# The request:
Restate the whole of the material. Keep every word, and drop the pictures.

# Records supplied:
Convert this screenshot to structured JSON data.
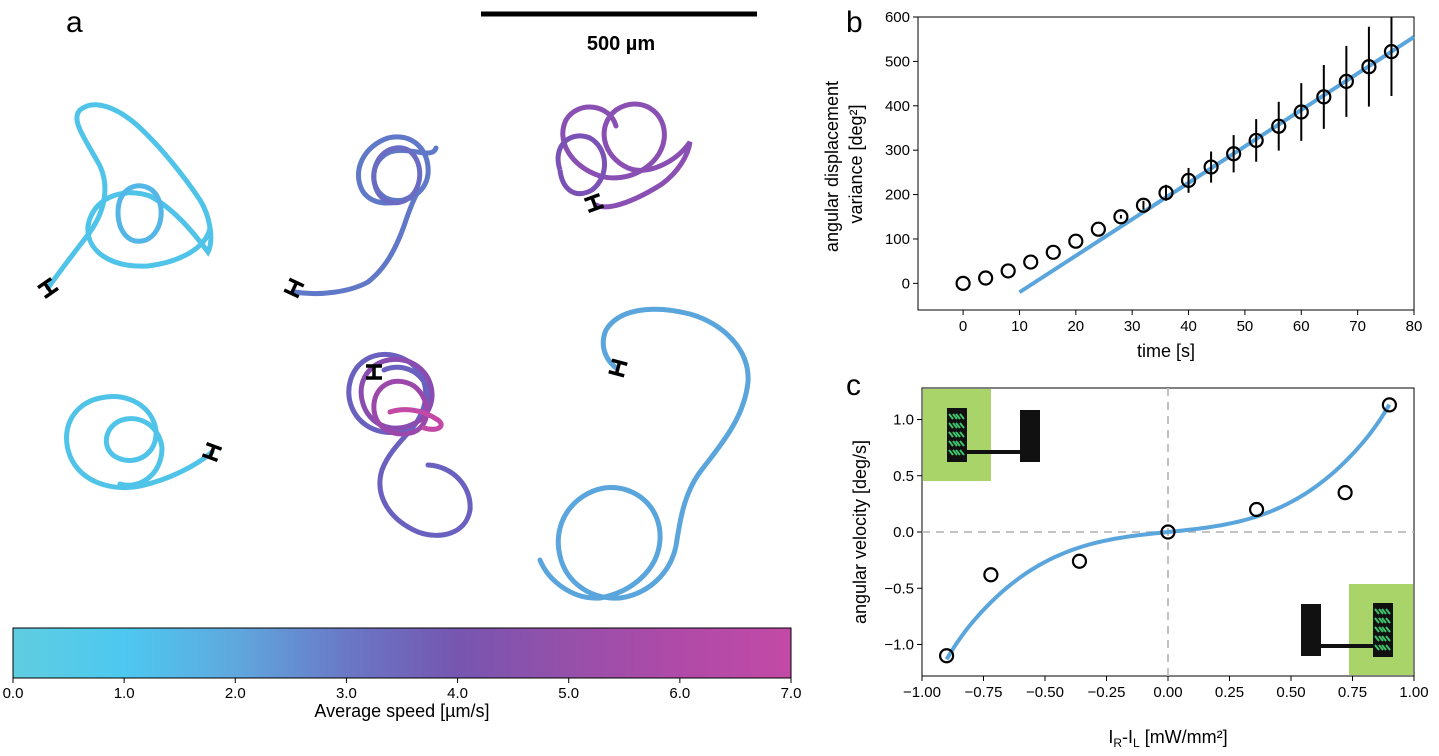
{
  "panel_a": {
    "letter": "a",
    "scale_bar_label": "500 µm",
    "colorbar": {
      "label": "Average speed [µm/s]",
      "ticks": [
        "0.0",
        "1.0",
        "2.0",
        "3.0",
        "4.0",
        "5.0",
        "6.0",
        "7.0"
      ],
      "range": [
        0,
        7
      ],
      "colors": [
        "#5fcde0",
        "#4dc8f0",
        "#5fa8de",
        "#6a78c6",
        "#7656b0",
        "#9650aa",
        "#b04aa8",
        "#c24aa6"
      ]
    },
    "trajectory_colors": {
      "cyan": "#4fc3e8",
      "sky": "#5aa5dc",
      "blue_violet": "#5f6ec6",
      "violet": "#7c4fb4",
      "magenta": "#b04aa8"
    }
  },
  "chart_data": [
    {
      "panel": "b",
      "type": "scatter",
      "xlabel": "time [s]",
      "ylabel": "angular displacement variance [deg²]",
      "xlim": [
        -8,
        80
      ],
      "ylim": [
        -60,
        600
      ],
      "xticks": [
        0,
        10,
        20,
        30,
        40,
        50,
        60,
        70,
        80
      ],
      "yticks": [
        0,
        100,
        200,
        300,
        400,
        500,
        600
      ],
      "series": [
        {
          "kind": "points",
          "marker": "open-circle",
          "x": [
            0,
            4,
            8,
            12,
            16,
            20,
            24,
            28,
            32,
            36,
            40,
            44,
            48,
            52,
            56,
            60,
            64,
            68,
            72,
            76
          ],
          "y": [
            0,
            12,
            28,
            48,
            70,
            95,
            122,
            150,
            176,
            204,
            232,
            262,
            292,
            322,
            354,
            386,
            420,
            455,
            488,
            522
          ],
          "err": [
            0,
            0,
            0,
            0,
            0,
            0,
            0,
            4,
            10,
            18,
            28,
            35,
            42,
            48,
            55,
            65,
            72,
            80,
            90,
            100
          ]
        },
        {
          "kind": "fit-line",
          "color": "#5aa5dc",
          "x": [
            10,
            80
          ],
          "y": [
            -20,
            555
          ]
        }
      ]
    },
    {
      "panel": "c",
      "type": "scatter",
      "xlabel": "I",
      "xlabel_sub_r": "R",
      "xlabel_dash": "-I",
      "xlabel_sub_l": "L",
      "xlabel_unit": " [mW/mm²]",
      "ylabel": "angular velocity [deg/s]",
      "xlim": [
        -1.0,
        1.0
      ],
      "ylim": [
        -1.28,
        1.28
      ],
      "xticks": [
        "−1.00",
        "−0.75",
        "−0.50",
        "−0.25",
        "0.00",
        "0.25",
        "0.50",
        "0.75",
        "1.00"
      ],
      "xtick_values": [
        -1.0,
        -0.75,
        -0.5,
        -0.25,
        0.0,
        0.25,
        0.5,
        0.75,
        1.0
      ],
      "yticks": [
        "−1.0",
        "−0.5",
        "0.0",
        "0.5",
        "1.0"
      ],
      "ytick_values": [
        -1.0,
        -0.5,
        0.0,
        0.5,
        1.0
      ],
      "series": [
        {
          "kind": "points",
          "marker": "open-circle",
          "x": [
            -0.9,
            -0.72,
            -0.36,
            0.0,
            0.36,
            0.72,
            0.9
          ],
          "y": [
            -1.1,
            -0.38,
            -0.26,
            0.0,
            0.2,
            0.35,
            1.13
          ]
        },
        {
          "kind": "fit-curve",
          "color": "#5aa5dc",
          "model": "cubic-plus-linear",
          "a": 1.25,
          "b": 0.22,
          "x_range": [
            -0.9,
            0.9
          ]
        }
      ],
      "reference_lines": {
        "x": 0,
        "y": 0,
        "style": "dashed",
        "color": "#bbbbbb"
      },
      "insets": {
        "background": "#a8d46a",
        "chevron_color": "#3ec46a"
      }
    }
  ],
  "panel_b": {
    "letter": "b"
  },
  "panel_c": {
    "letter": "c"
  }
}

# Full response:
Convert this screenshot to structured JSON data.
{
  "panel_a": {
    "letter": "a",
    "scale_bar_label": "500 µm",
    "colorbar": {
      "label": "Average speed [µm/s]",
      "ticks": [
        "0.0",
        "1.0",
        "2.0",
        "3.0",
        "4.0",
        "5.0",
        "6.0",
        "7.0"
      ],
      "range": [
        0,
        7
      ],
      "colors": [
        "#5fcde0",
        "#4dc8f0",
        "#5fa8de",
        "#6a78c6",
        "#7656b0",
        "#9650aa",
        "#b04aa8",
        "#c24aa6"
      ]
    },
    "trajectory_colors": {
      "cyan": "#4fc3e8",
      "sky": "#5aa5dc",
      "blue_violet": "#5f6ec6",
      "violet": "#7c4fb4",
      "magenta": "#b04aa8"
    }
  },
  "chart_data": [
    {
      "panel": "b",
      "type": "scatter",
      "xlabel": "time [s]",
      "ylabel": "angular displacement variance [deg²]",
      "xlim": [
        -8,
        80
      ],
      "ylim": [
        -60,
        600
      ],
      "xticks": [
        0,
        10,
        20,
        30,
        40,
        50,
        60,
        70,
        80
      ],
      "yticks": [
        0,
        100,
        200,
        300,
        400,
        500,
        600
      ],
      "series": [
        {
          "kind": "points",
          "marker": "open-circle",
          "x": [
            0,
            4,
            8,
            12,
            16,
            20,
            24,
            28,
            32,
            36,
            40,
            44,
            48,
            52,
            56,
            60,
            64,
            68,
            72,
            76
          ],
          "y": [
            0,
            12,
            28,
            48,
            70,
            95,
            122,
            150,
            176,
            204,
            232,
            262,
            292,
            322,
            354,
            386,
            420,
            455,
            488,
            522
          ],
          "err": [
            0,
            0,
            0,
            0,
            0,
            0,
            0,
            4,
            10,
            18,
            28,
            35,
            42,
            48,
            55,
            65,
            72,
            80,
            90,
            100
          ]
        },
        {
          "kind": "fit-line",
          "color": "#5aa5dc",
          "x": [
            10,
            80
          ],
          "y": [
            -20,
            555
          ]
        }
      ]
    },
    {
      "panel": "c",
      "type": "scatter",
      "xlabel": "I",
      "xlabel_sub_r": "R",
      "xlabel_dash": "-I",
      "xlabel_sub_l": "L",
      "xlabel_unit": " [mW/mm²]",
      "ylabel": "angular velocity [deg/s]",
      "xlim": [
        -1.0,
        1.0
      ],
      "ylim": [
        -1.28,
        1.28
      ],
      "xticks": [
        "−1.00",
        "−0.75",
        "−0.50",
        "−0.25",
        "0.00",
        "0.25",
        "0.50",
        "0.75",
        "1.00"
      ],
      "xtick_values": [
        -1.0,
        -0.75,
        -0.5,
        -0.25,
        0.0,
        0.25,
        0.5,
        0.75,
        1.0
      ],
      "yticks": [
        "−1.0",
        "−0.5",
        "0.0",
        "0.5",
        "1.0"
      ],
      "ytick_values": [
        -1.0,
        -0.5,
        0.0,
        0.5,
        1.0
      ],
      "series": [
        {
          "kind": "points",
          "marker": "open-circle",
          "x": [
            -0.9,
            -0.72,
            -0.36,
            0.0,
            0.36,
            0.72,
            0.9
          ],
          "y": [
            -1.1,
            -0.38,
            -0.26,
            0.0,
            0.2,
            0.35,
            1.13
          ]
        },
        {
          "kind": "fit-curve",
          "color": "#5aa5dc",
          "model": "cubic-plus-linear",
          "a": 1.25,
          "b": 0.22,
          "x_range": [
            -0.9,
            0.9
          ]
        }
      ],
      "reference_lines": {
        "x": 0,
        "y": 0,
        "style": "dashed",
        "color": "#bbbbbb"
      },
      "insets": {
        "background": "#a8d46a",
        "chevron_color": "#3ec46a"
      }
    }
  ],
  "panel_b": {
    "letter": "b"
  },
  "panel_c": {
    "letter": "c"
  }
}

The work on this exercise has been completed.